═══ Given data

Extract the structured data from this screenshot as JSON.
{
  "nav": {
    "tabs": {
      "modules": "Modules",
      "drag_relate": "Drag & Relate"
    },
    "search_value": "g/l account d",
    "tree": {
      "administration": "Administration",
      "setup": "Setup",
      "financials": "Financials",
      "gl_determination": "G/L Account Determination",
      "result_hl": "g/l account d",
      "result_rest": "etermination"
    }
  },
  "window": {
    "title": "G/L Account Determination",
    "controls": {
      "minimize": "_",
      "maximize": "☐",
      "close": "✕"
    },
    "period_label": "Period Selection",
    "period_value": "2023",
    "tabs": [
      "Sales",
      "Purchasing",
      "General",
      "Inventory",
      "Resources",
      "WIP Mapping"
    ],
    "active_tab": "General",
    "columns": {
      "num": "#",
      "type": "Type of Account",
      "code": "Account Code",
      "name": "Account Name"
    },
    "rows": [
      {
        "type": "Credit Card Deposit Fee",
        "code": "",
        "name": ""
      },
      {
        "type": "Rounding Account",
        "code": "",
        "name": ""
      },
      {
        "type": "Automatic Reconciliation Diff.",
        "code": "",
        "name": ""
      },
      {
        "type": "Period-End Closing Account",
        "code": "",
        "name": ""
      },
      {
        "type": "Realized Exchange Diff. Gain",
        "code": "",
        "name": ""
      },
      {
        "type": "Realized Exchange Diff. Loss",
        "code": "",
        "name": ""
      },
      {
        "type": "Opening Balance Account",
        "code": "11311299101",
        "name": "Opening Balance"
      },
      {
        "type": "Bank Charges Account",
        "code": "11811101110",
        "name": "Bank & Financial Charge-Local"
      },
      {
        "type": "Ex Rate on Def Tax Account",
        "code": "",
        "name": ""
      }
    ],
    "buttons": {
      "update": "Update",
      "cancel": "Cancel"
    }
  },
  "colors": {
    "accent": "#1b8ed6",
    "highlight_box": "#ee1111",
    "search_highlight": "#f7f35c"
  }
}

══════

# Task description
Each line in the material above must be retyped without alteration.

# Expected output
Extract the structured data from this screenshot as JSON.
{
  "nav": {
    "tabs": {
      "modules": "Modules",
      "drag_relate": "Drag & Relate"
    },
    "search_value": "g/l account d",
    "tree": {
      "administration": "Administration",
      "setup": "Setup",
      "financials": "Financials",
      "gl_determination": "G/L Account Determination",
      "result_hl": "g/l account d",
      "result_rest": "etermination"
    }
  },
  "window": {
    "title": "G/L Account Determination",
    "controls": {
      "minimize": "_",
      "maximize": "☐",
      "close": "✕"
    },
    "period_label": "Period Selection",
    "period_value": "2023",
    "tabs": [
      "Sales",
      "Purchasing",
      "General",
      "Inventory",
      "Resources",
      "WIP Mapping"
    ],
    "active_tab": "General",
    "columns": {
      "num": "#",
      "type": "Type of Account",
      "code": "Account Code",
      "name": "Account Name"
    },
    "rows": [
      {
        "type": "Credit Card Deposit Fee",
        "code": "",
        "name": ""
      },
      {
        "type": "Rounding Account",
        "code": "",
        "name": ""
      },
      {
        "type": "Automatic Reconciliation Diff.",
        "code": "",
        "name": ""
      },
      {
        "type": "Period-End Closing Account",
        "code": "",
        "name": ""
      },
      {
        "type": "Realized Exchange Diff. Gain",
        "code": "",
        "name": ""
      },
      {
        "type": "Realized Exchange Diff. Loss",
        "code": "",
        "name": ""
      },
      {
        "type": "Opening Balance Account",
        "code": "11311299101",
        "name": "Opening Balance"
      },
      {
        "type": "Bank Charges Account",
        "code": "11811101110",
        "name": "Bank & Financial Charge-Local"
      },
      {
        "type": "Ex Rate on Def Tax Account",
        "code": "",
        "name": ""
      }
    ],
    "buttons": {
      "update": "Update",
      "cancel": "Cancel"
    }
  },
  "colors": {
    "accent": "#1b8ed6",
    "highlight_box": "#ee1111",
    "search_highlight": "#f7f35c"
  }
}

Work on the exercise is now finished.